[EXTRACT]

Mortgage defaults and delinquencies are particularly concentrated among borrowers whose mortgages are classified as “subprime” or “near-prime.” Some key players in the mortgage market group these two into a single category, which we will call “nonprime” lending. Although the categories are not rigidly defined, subprime loans are generally targeted to borrowers who have tarnished credit histories and little savings available for down payments. Near-prime mortgages are made to borrowers with more minor credit quality issues or borrowers who are unable or unwilling to provide full documentation of assets or income; some of these borrowers are investing in real estate rather than occupying the properties they purchase. Near-prime mortgages are often bundled into securities marketed as “Alt-A.” Since our data are based on the loans underlying such securities, we use the term “Alt-A” to refer to near-prime loans in the remainder of this paper. …”
“…Conclusions and Future Research
Slackened underwriting standards–manifested most dramatically by lenders allowing borrowers to forego downpayments entirely–combined with stagnant to falling house prices in many parts of the country appear to be the most immediate contributors to the rise in mortgage defaults. The surge in early payment defaults and the rise in the share of mortgages with low or no documentation suggest that underwriting also deteriorated along other dimensions. Because downpayments were so small, when house prices declined many borrowers had little or no equity in their properties and thus less incentive to repay their mortgages. In the industrial Midwest, economic distress was also a factor in the heightened defaults. Unorthodox mortgage features such as rate resets, prepayment penalties, or negative amortization provisions do not appear to be significant contributors to date to the defaults because borrowers who experienced problems with these provisions could refinance into other mortgages. However, as markets realized the extent of the poor underwriting and house prices began to fall, refinancing opportunites became more limited. Borrowers may not be able to resolve their problems with these products through refinancing going forward and thus may be forced to default. Our conclusions are consistent with other studies (Sherlund, 2008, Gerardi, Lehnert, Sherlund, and Willen, 2008, Gerardi, Shapiro, and Willen, 2007, Haughwout, Peach, and Tracy, 2008).

[PROVIDED MATERIAL]
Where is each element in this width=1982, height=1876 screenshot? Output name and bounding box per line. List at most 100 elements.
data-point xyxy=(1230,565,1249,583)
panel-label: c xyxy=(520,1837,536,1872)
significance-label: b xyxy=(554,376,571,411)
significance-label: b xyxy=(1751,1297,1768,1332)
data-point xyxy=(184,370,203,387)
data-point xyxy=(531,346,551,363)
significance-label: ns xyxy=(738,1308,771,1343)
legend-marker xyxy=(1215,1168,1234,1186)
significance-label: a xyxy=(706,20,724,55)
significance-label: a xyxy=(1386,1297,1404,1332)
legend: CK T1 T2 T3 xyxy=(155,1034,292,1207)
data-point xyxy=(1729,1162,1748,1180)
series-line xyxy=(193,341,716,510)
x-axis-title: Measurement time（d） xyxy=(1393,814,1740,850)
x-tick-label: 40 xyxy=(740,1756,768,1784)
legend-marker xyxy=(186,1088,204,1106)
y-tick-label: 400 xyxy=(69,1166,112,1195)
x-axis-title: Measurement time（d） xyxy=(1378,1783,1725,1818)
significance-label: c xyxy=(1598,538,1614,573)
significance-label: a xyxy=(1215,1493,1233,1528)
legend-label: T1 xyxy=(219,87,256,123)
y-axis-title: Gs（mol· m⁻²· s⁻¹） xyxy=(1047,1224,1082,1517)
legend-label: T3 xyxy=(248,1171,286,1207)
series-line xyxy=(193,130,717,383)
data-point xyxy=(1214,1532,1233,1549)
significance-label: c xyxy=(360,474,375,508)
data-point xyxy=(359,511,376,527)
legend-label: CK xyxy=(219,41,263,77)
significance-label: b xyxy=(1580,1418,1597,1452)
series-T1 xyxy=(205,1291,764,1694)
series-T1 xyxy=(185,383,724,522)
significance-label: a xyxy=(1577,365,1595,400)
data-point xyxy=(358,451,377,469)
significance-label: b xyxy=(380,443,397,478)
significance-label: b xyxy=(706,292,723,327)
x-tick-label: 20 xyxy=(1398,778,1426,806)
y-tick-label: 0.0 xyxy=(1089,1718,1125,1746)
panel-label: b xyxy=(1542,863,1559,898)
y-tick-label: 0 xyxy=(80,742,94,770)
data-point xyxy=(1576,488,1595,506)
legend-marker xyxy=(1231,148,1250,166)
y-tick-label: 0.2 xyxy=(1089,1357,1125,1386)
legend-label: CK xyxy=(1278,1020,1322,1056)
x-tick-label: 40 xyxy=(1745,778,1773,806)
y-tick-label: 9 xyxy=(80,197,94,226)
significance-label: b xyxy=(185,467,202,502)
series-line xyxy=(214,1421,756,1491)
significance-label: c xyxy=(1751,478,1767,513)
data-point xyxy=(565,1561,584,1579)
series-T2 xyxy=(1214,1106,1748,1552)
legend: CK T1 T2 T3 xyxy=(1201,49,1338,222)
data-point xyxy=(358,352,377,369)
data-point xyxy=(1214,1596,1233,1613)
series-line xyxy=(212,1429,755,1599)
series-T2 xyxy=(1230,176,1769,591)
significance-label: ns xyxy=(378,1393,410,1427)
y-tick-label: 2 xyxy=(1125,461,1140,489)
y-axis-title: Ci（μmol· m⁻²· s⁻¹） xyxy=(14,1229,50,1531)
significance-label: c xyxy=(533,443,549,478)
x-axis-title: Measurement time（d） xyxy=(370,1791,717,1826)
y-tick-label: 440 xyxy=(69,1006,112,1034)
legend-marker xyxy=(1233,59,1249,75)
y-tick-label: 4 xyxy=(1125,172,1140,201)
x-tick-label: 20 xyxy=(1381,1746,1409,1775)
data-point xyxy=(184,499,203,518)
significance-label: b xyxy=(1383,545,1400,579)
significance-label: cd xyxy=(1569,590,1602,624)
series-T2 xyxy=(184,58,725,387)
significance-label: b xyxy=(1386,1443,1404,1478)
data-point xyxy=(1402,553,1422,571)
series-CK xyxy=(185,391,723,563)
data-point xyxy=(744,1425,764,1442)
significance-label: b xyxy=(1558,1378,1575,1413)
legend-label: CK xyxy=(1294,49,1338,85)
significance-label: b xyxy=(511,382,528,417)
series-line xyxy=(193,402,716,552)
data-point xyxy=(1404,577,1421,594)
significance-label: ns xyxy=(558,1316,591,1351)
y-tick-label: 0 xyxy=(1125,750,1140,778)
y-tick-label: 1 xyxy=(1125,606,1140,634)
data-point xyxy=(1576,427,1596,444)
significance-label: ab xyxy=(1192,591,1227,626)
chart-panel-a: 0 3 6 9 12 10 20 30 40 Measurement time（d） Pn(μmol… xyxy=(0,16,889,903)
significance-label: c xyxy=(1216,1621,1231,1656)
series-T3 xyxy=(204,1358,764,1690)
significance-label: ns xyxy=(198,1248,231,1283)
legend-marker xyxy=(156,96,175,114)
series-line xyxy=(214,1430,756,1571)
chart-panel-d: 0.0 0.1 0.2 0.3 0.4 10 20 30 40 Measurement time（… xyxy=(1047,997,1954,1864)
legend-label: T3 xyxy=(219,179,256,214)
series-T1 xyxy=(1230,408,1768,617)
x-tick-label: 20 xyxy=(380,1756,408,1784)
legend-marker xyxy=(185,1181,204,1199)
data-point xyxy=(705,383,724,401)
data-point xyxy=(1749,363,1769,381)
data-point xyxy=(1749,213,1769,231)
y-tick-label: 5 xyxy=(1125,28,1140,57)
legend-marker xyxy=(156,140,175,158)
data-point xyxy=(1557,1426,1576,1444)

[TASK GOAL] Summarize the text on mortgage defaults in two sentences.

[COMPLETE OUTPUT] Mortgage defaults are concentrated among nonprime borrowers, whose subprime and near-prime (Alt-A) loans go to people with tarnished or minor credit problems, little savings, or incomplete documentation of assets or income. Slackened underwriting, especially small or absent down payments, combined with stagnant to falling house prices appears to be the most immediate cause of rising defaults, while unorthodox loan features have not yet contributed much because troubled borrowers could refinance, though that option has become more limited.